Locate each line with the string "name" in the listing below and copy it.

Figure record extracts:
§ §
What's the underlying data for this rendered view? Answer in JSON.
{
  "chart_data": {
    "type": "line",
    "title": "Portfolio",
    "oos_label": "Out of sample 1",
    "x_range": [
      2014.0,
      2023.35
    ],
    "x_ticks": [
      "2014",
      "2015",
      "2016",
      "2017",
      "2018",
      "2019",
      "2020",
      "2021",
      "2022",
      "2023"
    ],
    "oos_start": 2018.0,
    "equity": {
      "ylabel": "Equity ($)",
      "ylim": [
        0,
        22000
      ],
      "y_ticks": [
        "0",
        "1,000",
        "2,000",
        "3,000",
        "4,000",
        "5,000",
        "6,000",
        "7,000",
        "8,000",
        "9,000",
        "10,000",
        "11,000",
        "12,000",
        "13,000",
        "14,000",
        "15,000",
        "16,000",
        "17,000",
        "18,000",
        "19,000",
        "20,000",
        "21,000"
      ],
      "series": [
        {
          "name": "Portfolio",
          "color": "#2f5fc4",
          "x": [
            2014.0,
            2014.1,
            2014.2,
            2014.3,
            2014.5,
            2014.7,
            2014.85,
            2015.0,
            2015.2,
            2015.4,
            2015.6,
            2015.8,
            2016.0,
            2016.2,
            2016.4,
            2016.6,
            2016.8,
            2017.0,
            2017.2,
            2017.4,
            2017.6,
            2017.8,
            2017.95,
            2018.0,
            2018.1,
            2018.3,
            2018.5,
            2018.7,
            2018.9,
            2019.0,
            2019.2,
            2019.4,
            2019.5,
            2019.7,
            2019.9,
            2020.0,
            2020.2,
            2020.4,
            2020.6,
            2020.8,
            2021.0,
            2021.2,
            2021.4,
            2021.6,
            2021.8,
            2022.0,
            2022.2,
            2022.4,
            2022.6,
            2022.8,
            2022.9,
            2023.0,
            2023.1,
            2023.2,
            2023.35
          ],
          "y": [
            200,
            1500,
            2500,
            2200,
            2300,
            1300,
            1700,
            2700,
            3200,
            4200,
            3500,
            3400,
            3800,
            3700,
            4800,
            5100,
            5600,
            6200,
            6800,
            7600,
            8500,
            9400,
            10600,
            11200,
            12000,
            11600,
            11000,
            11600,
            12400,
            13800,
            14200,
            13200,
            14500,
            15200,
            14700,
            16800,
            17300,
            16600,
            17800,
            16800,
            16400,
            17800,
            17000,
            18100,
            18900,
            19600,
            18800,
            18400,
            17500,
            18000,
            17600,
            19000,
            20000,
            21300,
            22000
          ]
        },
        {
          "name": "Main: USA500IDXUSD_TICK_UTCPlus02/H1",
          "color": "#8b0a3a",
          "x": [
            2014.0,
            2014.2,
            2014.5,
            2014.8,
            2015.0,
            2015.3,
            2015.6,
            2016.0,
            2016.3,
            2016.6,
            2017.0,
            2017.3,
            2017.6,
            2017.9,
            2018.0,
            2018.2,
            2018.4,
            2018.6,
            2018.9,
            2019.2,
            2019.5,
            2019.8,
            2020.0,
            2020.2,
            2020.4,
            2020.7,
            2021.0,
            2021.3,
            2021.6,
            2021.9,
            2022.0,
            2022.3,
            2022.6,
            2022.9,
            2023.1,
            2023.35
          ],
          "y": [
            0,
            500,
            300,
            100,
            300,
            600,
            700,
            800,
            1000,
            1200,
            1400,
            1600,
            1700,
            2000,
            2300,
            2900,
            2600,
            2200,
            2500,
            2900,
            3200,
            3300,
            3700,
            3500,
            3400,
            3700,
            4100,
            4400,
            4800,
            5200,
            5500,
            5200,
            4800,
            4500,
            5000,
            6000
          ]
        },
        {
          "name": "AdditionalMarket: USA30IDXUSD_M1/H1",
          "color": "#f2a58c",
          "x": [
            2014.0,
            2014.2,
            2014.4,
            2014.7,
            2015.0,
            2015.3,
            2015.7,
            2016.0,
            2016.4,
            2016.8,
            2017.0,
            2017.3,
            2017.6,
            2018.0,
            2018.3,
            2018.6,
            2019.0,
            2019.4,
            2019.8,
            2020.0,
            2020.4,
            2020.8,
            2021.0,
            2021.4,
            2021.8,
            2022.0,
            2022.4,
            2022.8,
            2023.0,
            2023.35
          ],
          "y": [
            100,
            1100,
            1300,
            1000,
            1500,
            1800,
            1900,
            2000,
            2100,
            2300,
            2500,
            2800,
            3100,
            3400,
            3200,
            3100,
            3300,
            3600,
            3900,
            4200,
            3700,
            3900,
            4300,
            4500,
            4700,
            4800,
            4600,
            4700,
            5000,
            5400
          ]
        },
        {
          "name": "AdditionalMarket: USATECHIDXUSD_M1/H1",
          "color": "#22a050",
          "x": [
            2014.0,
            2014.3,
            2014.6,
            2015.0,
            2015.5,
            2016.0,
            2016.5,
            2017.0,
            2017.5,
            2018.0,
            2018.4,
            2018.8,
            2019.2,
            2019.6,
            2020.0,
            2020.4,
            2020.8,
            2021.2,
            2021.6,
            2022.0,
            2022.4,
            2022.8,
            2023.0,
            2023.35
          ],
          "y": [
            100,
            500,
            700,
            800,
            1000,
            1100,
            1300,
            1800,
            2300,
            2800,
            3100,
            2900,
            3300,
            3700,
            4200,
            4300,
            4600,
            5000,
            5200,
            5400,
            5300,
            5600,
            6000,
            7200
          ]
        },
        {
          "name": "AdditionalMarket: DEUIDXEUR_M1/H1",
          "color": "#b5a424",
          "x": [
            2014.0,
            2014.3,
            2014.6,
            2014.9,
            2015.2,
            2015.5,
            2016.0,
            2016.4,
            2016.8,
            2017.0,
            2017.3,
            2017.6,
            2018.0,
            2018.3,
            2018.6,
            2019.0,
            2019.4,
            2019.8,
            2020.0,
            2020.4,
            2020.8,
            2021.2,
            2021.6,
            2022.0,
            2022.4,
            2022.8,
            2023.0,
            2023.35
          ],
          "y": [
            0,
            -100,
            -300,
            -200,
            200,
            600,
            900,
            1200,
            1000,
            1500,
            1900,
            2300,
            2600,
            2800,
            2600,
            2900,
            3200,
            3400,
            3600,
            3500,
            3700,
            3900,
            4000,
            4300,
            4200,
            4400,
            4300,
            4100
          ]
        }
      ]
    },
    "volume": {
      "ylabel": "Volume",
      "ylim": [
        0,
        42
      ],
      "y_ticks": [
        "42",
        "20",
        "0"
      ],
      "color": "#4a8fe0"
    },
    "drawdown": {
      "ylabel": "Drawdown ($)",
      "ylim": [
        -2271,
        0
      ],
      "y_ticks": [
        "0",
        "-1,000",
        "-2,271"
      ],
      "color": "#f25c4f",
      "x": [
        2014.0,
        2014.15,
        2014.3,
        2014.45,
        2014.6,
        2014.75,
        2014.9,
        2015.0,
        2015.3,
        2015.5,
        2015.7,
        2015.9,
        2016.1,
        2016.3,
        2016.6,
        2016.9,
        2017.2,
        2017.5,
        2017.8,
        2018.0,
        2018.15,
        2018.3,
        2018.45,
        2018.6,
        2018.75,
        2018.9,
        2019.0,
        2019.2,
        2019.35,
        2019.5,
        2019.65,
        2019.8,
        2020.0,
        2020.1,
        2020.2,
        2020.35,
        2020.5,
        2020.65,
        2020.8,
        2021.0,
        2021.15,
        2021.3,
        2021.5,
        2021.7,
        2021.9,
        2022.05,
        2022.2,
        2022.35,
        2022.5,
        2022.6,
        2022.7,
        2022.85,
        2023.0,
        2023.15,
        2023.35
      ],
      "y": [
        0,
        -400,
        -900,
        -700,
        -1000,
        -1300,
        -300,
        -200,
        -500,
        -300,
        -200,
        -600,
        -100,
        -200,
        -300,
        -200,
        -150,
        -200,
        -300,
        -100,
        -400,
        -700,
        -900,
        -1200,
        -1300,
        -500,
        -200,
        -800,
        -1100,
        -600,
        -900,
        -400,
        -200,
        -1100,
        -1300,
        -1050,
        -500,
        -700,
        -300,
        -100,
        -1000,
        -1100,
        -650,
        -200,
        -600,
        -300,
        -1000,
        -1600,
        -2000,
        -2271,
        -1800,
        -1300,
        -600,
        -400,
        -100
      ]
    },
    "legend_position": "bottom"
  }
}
§ §
Response
          "name": "Portfolio",
          "name": "Main: USA500IDXUSD_TICK_UTCPlus02/H1",
          "name": "AdditionalMarket: USA30IDXUSD_M1/H1",
          "name": "AdditionalMarket: USATECHIDXUSD_M1/H1",
          "name": "AdditionalMarket: DEUIDXEUR_M1/H1",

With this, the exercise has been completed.